*What to work on*
State the number of lines in the material below that have "buttons" in them, without any other text.

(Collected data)
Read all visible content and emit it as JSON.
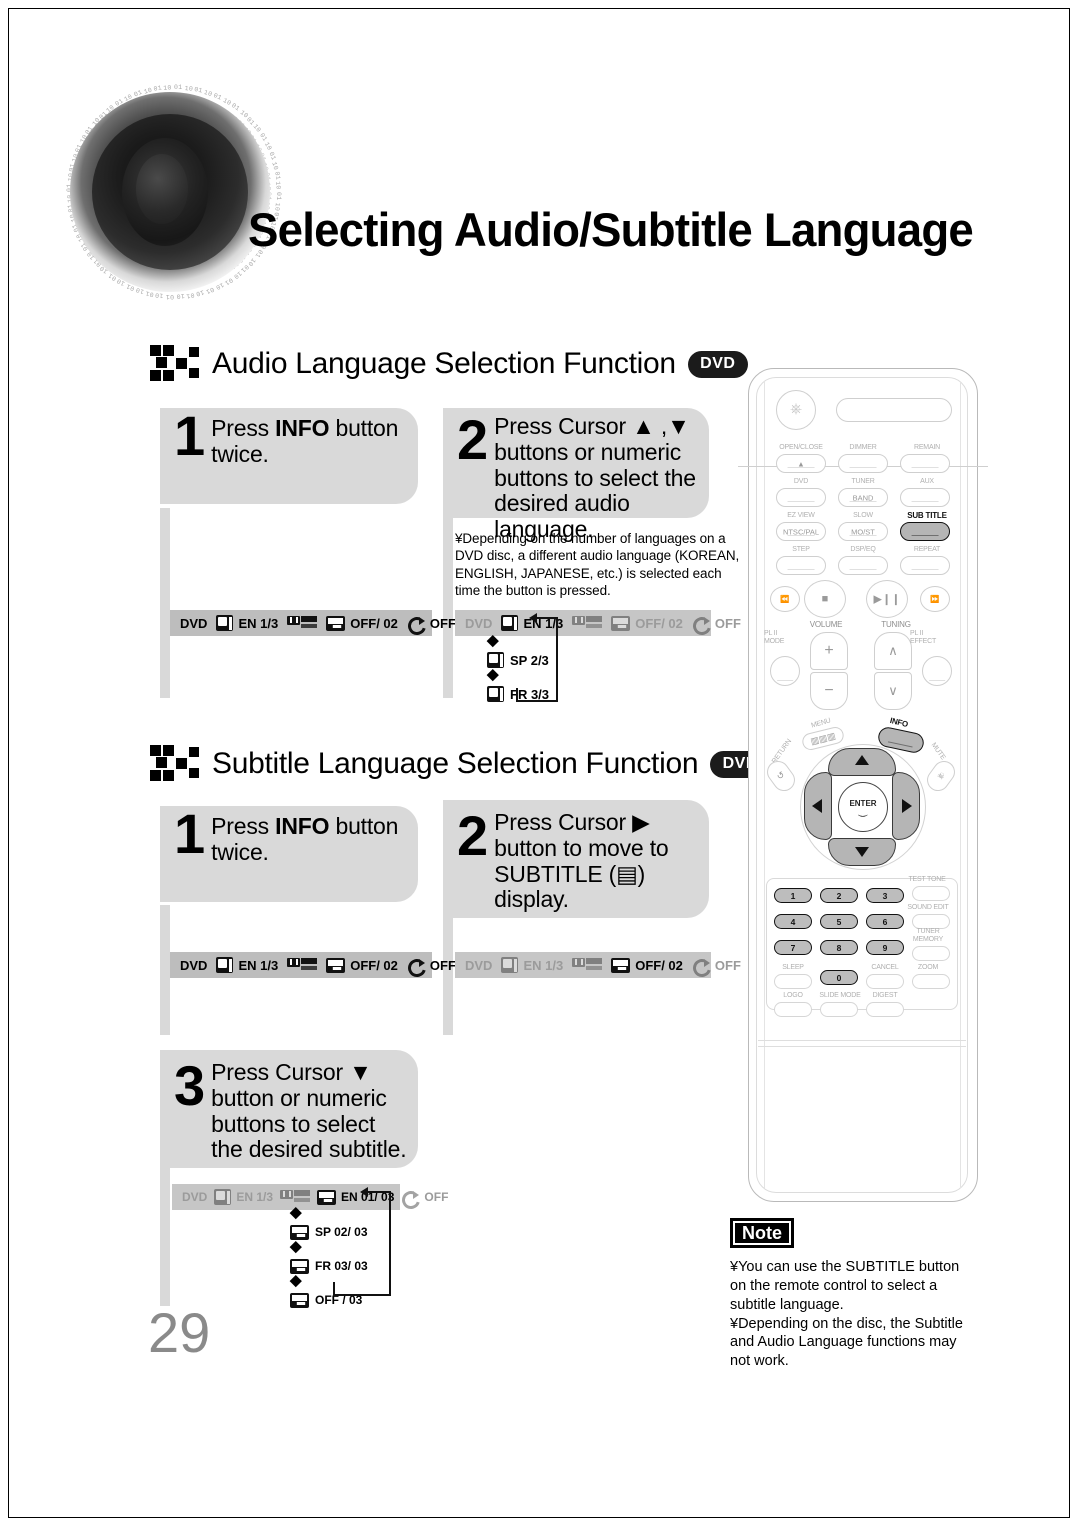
{
  "page": {
    "number": "29"
  },
  "header": {
    "title": "Selecting Audio/Subtitle Language",
    "speaker_icon": "speaker-cone-icon"
  },
  "sections": [
    {
      "id": "audio",
      "title": "Audio Language Selection Function",
      "badge": "DVD",
      "steps": [
        {
          "num": "1",
          "line1_a": "Press ",
          "line1_b": "INFO",
          "line1_c": " button",
          "line2": "twice."
        },
        {
          "num": "2",
          "lines": [
            "Press Cursor ▲ ,▼",
            "buttons or numeric",
            "buttons to select the",
            "desired audio language."
          ]
        }
      ],
      "note": "¥Depending on the number of languages on a\n  DVD disc, a different audio language (KOREAN,\n  ENGLISH, JAPANESE, etc.) is selected each\n  time the button is pressed.",
      "osd_left": {
        "disc": "DVD",
        "audio": "EN 1/3",
        "subtitle": "OFF/ 02",
        "repeat": "OFF"
      },
      "osd_right": {
        "disc": "DVD",
        "audio": "EN 1/3",
        "subtitle": "OFF/ 02",
        "repeat": "OFF"
      },
      "chain": [
        "SP 2/3",
        "FR 3/3"
      ]
    },
    {
      "id": "subtitle",
      "title": "Subtitle Language Selection Function",
      "badge": "DVD",
      "steps": [
        {
          "num": "1",
          "line1_a": "Press ",
          "line1_b": "INFO",
          "line1_c": " button",
          "line2": "twice."
        },
        {
          "num": "2",
          "lines": [
            "Press Cursor ▶",
            "button to move to",
            "SUBTITLE (▤)",
            "display."
          ]
        },
        {
          "num": "3",
          "lines": [
            "Press Cursor ▼",
            "button or numeric",
            "buttons to select",
            "the desired subtitle."
          ]
        }
      ],
      "osd_left": {
        "disc": "DVD",
        "audio": "EN 1/3",
        "subtitle": "OFF/ 02",
        "repeat": "OFF"
      },
      "osd_right": {
        "disc": "DVD",
        "audio": "EN 1/3",
        "subtitle": "OFF/ 02",
        "repeat": "OFF"
      },
      "osd_step3": {
        "disc": "DVD",
        "audio": "EN 1/3",
        "subtitle": "EN 01/ 03",
        "repeat": "OFF"
      },
      "chain": [
        "SP 02/ 03",
        "FR 03/ 03",
        "OFF / 03"
      ]
    }
  ],
  "note_box": {
    "tag": "Note",
    "body": "¥You can use the SUBTITLE button\n  on the remote control to select a\n  subtitle language.\n¥Depending on the disc, the Subtitle\n  and Audio Language functions may\n  not work."
  },
  "remote": {
    "power": "power-icon",
    "rows": [
      {
        "labels": [
          "OPEN/CLOSE",
          "DIMMER",
          "REMAIN"
        ]
      },
      {
        "labels": [
          "DVD",
          "TUNER",
          "AUX"
        ],
        "inner": [
          "",
          "BAND",
          ""
        ]
      },
      {
        "labels": [
          "EZ VIEW",
          "SLOW",
          "SUB TITLE"
        ],
        "inner": [
          "NTSC/PAL",
          "MO/ST",
          ""
        ]
      },
      {
        "labels": [
          "STEP",
          "DSP/EQ",
          "REPEAT"
        ]
      }
    ],
    "transport": [
      "prev-icon",
      "stop-icon",
      "play-pause-icon",
      "next-icon"
    ],
    "volume_label": "VOLUME",
    "tuning_label": "TUNING",
    "pl2_mode": "PL II\nMODE",
    "pl2_effect": "PL II\nEFFECT",
    "menu": "MENU",
    "info": "INFO",
    "return": "RETURN",
    "mute": "MUTE",
    "enter": "ENTER",
    "keypad": [
      "1",
      "2",
      "3",
      "4",
      "5",
      "6",
      "7",
      "8",
      "9",
      "0"
    ],
    "side_labels": [
      "TEST TONE",
      "SOUND EDIT",
      "TUNER\nMEMORY",
      "ZOOM"
    ],
    "bottom_labels": [
      "SLEEP",
      "CANCEL",
      "LOGO",
      "SLIDE MODE",
      "DIGEST"
    ]
  },
  "colors": {
    "step_bg": "#d9d9d9",
    "osd_bg": "#bdbdbd",
    "badge_bg": "#1b1b1b",
    "page_no": "#8a8a8a"
  }
}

*The completed task*
3